Problems and tasks.
- A) Rewrite the MCRS1 passage starting at "Because Mps1 binds" and ending at "indicating its specificity.", replacing "efficiently" with "strongly".
- B) Name every MCRS1 truncation mentioned in the MCRS1 passage.

We further validated the two-hybrid results by an in vitro binding assay with the recombinant full-length Mps1 protein purified from SF9 cells (Figure 1C). The in vitro translated full-length MCRS1 and MCRS1-Δ5 bound to the recombinant Mps1 protein, but not to the recombinant Bub1–Bub3 complex, confirming the Mps1–MCRS1 interaction and the important contributions of the FHA and coiled-coil domains of MCRS1. MCRS1-Δ3 binding was inconclusive due to its nonspecific binding to all baits.

We then asked whether the two proteins interacted in vivo. When endogenous MCRS1 was immunoprecipitated by MCRS1 antibodies from mitotic HeLa cell lysates, it was coprecipitated with endogenous Mps1 (Figure 1D). When MCRS1 truncations were examined for their interaction with Mps1 in mitotic HeLa cells, MCRS1-Δ4 and -Δ5 coprecipitated Mps1, but MCRS1-Δ1 did not. MCRS1-Δ2 and -Δ3 could not be examined because of their instability in cells. (Figure 1E and Supplemental Figure S1A). Interestingly, MCRS1-Δ4 in HeLa cells coprecipitated Mps1, indicating that the middle region of MCRS1 also contributes to Mps1 interaction in HeLa cells. Thus, we concluded that MCRS1 interacts with Mps1 mainly through the middle and C-terminal regions of MCRS1. We also examined whether their binding could be detected in late G2 (Supplemental Figure S1B). Mps1 was efficiently coprecipitated with MCRS1 in G2-arrested cells, suggesting that the interaction of these two proteins was not specific to mitosis.

Mps1 phosphorylates MCRS1

Because Mps1 binds MCRS1, we wanted to examine whether Mps1 phosphorylated MCRS1 in an in vitro kinase assay. In this assay (Figure 2A), Mps1 efficiently phosphorylated MCRS1, but not Nse1, a negative control protein. Furthermore, this phosphorylation was decreased by the presence of the Mps1 inhibitor, reversine, indicating its specificity.

FIGURE 2:

Mps1 phosphorylates MCRS1 at S64/S65 site. (A) In vitro Mps1 kinase assay. Strep-Mps1 was incubated with myelin basic protein, MBP-Nse1, or MBP-MCRS1 together with P32-γ-ATP and its phosphorylation was monitored by autoradiography. (B) Mass profile of MCRS1 peptides containing phosphorylated S65. MCRS1-GFP-Strep was purified from HeLa cells and in vivo phosphorylation sites were analyzed by mass spectrometry. (C) Sequence homology of S65 region among metazoa MCRS1 orthologues. SR, serine rich; CC, coiled coiled; FHA, forkhead associated. (D) In vitro Mps1 kinase assay. Strep-Mps1 was incubated with MBP-MCRS1 wild-type or S64A/S65A proteins together with cold ATP, and its phosphorylation was monitored by anti-serum against pS65-MCRS1.

Document layout analysis data
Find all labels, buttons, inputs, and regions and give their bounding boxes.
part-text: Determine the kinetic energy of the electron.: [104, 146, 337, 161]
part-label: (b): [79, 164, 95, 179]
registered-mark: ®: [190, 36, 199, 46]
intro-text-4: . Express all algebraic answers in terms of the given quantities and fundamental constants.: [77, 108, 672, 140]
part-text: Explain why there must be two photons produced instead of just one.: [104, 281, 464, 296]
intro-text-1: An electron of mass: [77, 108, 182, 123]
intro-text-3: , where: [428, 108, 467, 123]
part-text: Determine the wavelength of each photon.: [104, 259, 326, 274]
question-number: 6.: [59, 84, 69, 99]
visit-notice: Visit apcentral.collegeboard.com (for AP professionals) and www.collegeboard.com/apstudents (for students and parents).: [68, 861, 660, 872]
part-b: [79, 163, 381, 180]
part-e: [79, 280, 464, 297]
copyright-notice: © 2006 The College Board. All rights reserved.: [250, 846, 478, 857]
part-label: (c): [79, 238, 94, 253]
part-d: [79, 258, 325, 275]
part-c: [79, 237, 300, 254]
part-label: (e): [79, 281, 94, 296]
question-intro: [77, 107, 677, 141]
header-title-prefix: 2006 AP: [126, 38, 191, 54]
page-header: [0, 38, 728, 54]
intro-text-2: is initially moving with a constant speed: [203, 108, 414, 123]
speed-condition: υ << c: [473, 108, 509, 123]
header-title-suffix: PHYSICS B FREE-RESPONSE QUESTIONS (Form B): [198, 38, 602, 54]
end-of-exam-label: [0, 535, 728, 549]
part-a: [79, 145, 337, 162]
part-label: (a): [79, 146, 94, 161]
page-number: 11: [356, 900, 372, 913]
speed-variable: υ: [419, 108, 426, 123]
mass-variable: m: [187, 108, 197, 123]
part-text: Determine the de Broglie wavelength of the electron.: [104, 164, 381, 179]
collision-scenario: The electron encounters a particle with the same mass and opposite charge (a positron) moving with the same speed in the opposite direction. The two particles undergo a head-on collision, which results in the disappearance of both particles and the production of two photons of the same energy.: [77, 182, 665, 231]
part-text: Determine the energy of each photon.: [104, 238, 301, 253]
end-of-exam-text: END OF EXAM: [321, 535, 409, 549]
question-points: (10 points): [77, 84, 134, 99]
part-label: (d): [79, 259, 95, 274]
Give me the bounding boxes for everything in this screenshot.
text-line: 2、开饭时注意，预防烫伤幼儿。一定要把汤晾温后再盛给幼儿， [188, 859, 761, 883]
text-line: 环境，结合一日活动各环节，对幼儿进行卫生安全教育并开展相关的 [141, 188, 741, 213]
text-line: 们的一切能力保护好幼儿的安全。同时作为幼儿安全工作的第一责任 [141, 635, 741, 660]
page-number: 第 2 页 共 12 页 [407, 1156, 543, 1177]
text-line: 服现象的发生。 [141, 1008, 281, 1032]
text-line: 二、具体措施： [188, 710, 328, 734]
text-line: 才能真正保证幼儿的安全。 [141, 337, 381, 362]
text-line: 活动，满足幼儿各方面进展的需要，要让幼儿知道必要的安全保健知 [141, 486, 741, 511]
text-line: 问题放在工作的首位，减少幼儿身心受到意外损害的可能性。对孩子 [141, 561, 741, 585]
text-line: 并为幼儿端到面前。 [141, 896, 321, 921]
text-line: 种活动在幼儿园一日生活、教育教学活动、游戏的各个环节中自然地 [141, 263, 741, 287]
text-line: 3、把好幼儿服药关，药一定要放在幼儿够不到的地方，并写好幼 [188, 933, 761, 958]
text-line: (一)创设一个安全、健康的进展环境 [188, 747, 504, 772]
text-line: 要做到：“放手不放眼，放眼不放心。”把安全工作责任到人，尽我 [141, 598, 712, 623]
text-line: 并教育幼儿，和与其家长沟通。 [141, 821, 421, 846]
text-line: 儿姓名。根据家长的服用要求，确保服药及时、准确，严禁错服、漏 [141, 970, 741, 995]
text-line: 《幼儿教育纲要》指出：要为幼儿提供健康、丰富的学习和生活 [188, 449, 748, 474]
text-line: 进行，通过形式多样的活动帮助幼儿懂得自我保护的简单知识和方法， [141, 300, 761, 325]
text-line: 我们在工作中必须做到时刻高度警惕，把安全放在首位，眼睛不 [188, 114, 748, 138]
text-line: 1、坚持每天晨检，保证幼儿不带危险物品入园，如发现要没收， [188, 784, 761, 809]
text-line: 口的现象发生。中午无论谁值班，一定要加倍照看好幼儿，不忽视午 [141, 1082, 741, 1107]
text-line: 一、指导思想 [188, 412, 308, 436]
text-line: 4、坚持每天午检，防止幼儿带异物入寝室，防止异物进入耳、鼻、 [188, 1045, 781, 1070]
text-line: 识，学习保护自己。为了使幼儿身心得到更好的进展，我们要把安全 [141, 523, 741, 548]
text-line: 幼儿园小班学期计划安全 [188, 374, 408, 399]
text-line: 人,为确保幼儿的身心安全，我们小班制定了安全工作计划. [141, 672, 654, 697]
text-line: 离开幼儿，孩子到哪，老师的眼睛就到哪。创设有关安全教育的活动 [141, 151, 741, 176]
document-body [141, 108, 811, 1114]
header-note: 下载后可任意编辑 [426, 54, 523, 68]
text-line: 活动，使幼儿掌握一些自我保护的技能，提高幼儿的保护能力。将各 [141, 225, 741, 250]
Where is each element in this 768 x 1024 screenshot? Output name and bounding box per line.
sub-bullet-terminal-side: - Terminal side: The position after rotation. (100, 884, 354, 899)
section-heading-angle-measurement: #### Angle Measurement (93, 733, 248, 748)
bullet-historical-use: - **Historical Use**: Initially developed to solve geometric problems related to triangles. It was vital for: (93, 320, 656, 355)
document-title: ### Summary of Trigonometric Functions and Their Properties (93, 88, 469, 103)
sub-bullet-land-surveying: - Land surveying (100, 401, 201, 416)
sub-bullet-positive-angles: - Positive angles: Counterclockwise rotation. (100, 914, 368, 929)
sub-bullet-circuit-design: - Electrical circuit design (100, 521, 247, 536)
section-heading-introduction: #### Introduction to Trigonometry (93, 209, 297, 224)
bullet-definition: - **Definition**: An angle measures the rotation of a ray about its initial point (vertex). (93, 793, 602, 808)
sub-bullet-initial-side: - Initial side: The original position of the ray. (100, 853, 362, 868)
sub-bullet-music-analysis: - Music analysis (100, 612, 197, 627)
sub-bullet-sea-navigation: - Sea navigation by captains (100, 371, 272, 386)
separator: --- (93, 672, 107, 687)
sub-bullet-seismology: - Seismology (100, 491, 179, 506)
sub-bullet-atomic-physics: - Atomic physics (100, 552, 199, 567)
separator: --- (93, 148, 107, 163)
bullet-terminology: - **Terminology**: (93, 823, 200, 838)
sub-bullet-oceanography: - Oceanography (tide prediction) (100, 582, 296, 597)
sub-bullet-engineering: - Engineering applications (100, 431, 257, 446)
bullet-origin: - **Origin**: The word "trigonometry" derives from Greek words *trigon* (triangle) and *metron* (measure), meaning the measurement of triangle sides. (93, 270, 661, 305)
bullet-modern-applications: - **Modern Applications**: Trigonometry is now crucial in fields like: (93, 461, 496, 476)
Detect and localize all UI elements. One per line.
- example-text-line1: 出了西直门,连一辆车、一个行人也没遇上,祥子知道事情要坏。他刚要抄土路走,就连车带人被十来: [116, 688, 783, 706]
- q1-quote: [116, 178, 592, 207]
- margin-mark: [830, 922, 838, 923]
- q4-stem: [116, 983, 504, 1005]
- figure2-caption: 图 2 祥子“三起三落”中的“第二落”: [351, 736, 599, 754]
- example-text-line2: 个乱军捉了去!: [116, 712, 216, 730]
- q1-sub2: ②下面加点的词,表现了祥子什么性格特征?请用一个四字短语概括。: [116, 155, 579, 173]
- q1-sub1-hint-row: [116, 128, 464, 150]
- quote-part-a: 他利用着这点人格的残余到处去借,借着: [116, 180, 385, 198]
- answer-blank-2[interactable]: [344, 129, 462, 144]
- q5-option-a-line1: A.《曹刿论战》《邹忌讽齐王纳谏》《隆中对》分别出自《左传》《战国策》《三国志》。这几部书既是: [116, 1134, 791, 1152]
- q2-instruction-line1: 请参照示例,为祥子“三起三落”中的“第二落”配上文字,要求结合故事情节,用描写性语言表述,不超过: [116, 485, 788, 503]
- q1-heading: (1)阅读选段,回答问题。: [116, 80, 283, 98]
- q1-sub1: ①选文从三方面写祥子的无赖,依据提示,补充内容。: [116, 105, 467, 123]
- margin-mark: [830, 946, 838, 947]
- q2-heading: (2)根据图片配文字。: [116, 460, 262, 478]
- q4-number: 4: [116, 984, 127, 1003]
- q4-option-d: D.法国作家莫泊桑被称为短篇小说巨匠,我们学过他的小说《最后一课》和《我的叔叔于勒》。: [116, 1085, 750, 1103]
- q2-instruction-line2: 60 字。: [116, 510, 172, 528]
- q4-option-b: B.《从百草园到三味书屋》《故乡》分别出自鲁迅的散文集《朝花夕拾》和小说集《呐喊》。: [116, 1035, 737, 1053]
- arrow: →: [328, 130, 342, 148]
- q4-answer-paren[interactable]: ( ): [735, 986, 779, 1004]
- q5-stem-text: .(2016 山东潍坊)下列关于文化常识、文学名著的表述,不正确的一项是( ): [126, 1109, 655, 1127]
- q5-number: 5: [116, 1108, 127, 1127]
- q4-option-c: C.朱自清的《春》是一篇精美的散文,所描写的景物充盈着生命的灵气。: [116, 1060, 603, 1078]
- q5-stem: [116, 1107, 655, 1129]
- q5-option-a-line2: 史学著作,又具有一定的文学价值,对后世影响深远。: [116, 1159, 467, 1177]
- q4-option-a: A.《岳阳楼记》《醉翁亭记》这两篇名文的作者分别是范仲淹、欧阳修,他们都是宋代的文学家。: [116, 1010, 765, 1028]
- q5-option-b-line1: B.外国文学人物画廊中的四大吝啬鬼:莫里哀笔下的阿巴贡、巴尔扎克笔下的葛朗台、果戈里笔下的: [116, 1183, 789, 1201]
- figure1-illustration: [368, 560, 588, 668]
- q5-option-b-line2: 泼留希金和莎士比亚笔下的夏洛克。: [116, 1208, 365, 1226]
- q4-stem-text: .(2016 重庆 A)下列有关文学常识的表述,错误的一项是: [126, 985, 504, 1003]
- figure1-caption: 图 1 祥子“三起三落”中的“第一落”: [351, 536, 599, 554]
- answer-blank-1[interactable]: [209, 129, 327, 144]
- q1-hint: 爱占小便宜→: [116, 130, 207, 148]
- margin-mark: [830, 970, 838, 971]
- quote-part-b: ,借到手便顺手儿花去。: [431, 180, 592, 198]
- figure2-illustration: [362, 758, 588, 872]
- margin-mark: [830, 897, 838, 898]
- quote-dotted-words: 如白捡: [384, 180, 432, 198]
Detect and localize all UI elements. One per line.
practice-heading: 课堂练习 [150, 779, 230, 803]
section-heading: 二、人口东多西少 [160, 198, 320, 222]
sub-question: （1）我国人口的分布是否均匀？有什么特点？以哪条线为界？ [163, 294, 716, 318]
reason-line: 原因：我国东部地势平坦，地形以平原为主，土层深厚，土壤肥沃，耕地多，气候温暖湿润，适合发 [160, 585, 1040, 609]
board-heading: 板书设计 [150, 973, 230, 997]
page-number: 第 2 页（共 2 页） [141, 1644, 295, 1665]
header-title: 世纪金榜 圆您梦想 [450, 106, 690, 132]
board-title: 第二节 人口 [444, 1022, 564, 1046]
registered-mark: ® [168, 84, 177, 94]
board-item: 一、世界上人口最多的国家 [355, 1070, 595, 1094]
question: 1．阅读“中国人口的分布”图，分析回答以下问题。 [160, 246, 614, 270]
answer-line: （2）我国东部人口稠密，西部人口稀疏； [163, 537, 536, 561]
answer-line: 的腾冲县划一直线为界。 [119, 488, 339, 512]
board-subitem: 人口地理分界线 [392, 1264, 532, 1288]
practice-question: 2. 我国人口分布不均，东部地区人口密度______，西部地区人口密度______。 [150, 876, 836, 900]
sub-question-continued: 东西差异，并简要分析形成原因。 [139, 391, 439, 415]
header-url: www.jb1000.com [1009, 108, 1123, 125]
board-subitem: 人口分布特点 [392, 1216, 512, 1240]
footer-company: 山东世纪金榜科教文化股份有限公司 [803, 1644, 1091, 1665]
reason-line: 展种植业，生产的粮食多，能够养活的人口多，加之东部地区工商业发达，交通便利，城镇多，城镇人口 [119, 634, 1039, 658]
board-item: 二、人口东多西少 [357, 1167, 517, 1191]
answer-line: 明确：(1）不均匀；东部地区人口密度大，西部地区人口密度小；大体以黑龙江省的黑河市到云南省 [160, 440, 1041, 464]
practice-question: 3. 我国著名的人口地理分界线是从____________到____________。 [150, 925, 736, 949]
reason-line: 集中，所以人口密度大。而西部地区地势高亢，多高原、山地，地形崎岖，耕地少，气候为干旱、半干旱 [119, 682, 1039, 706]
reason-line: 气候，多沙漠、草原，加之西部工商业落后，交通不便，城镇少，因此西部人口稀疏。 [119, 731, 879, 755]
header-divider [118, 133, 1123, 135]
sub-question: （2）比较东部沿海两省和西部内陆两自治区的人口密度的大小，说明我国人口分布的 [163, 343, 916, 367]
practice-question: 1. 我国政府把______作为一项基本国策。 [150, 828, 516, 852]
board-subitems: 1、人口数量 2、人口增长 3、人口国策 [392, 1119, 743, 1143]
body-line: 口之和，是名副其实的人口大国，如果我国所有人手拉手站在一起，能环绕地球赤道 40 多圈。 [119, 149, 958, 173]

Answers.
- A)
Because Mps1 binds MCRS1, we wanted to examine whether Mps1 phosphorylated MCRS1 in an in vitro kinase assay. In this assay (Figure 2A), Mps1 strongly phosphorylated MCRS1, but not Nse1, a negative control protein. Furthermore, this phosphorylation was decreased by the presence of the Mps1 inhibitor, reversine, indicating its specificity.

- B) MCRS1-Δ1, MCRS1-Δ2, MCRS1-Δ3, MCRS1-Δ4, MCRS1-Δ5